#### Supplied entries:
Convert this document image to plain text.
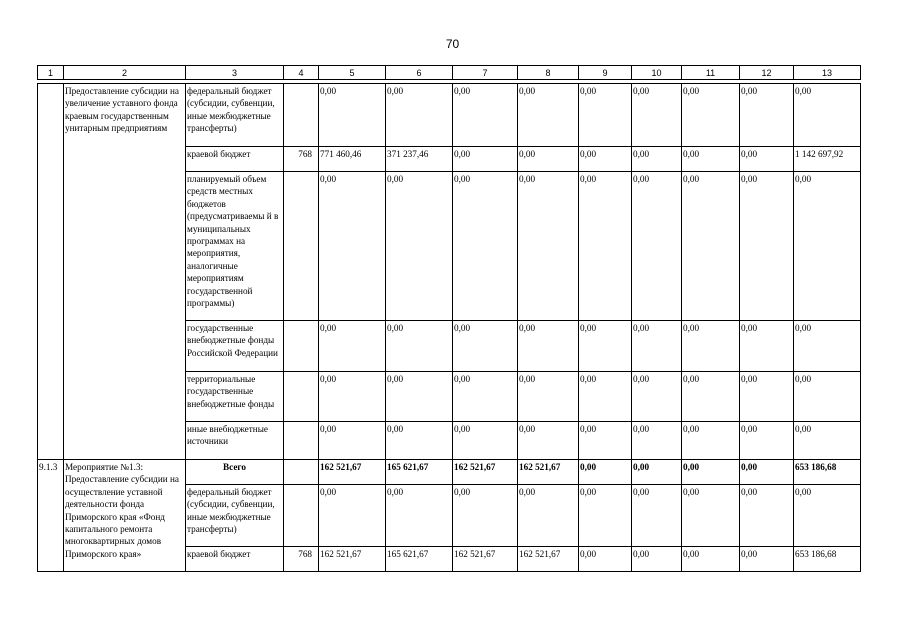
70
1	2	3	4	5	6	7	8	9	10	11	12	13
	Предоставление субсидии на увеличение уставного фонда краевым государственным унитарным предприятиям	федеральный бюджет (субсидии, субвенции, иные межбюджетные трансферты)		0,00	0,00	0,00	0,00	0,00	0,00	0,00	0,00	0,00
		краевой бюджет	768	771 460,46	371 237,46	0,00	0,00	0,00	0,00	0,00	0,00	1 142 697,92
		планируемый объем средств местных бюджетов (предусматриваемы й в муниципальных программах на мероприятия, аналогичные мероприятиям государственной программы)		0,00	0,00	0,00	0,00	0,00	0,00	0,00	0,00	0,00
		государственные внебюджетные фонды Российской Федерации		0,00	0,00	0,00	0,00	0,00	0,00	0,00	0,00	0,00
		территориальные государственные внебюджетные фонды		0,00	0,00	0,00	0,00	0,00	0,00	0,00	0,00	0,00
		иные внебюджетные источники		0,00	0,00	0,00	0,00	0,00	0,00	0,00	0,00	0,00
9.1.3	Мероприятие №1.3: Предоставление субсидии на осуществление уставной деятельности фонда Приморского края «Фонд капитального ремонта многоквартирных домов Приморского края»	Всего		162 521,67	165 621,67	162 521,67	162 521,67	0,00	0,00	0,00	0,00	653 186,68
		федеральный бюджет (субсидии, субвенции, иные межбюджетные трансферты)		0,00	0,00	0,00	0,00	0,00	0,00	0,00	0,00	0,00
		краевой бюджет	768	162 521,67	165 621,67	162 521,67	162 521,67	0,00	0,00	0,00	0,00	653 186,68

==

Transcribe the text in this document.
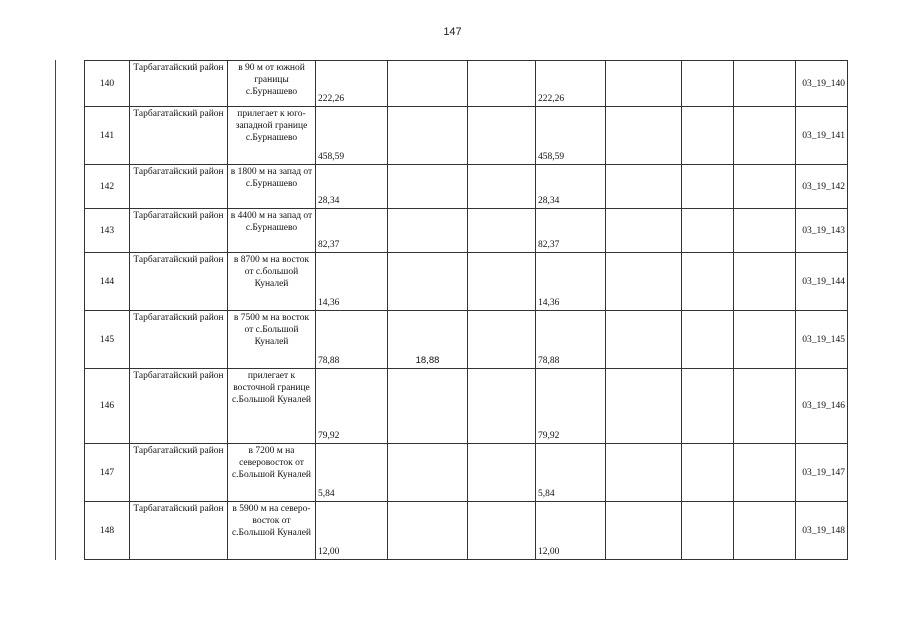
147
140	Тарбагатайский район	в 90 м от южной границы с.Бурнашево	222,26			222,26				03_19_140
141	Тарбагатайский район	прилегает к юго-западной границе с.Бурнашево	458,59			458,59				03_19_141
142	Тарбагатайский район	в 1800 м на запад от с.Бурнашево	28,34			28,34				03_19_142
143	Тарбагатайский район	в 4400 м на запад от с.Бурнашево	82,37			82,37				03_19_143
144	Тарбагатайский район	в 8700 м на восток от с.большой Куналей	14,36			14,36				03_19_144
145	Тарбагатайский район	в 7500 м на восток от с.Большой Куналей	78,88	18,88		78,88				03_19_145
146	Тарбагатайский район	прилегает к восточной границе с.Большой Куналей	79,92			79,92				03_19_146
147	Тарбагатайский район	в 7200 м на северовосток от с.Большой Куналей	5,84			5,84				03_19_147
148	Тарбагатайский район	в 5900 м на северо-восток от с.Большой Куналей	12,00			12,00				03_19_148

#### Task requirements:
Go through the records and show every line with the string "this" in it.

#### Result:
Convert this document image to plain text.
Transcribe the text in this document.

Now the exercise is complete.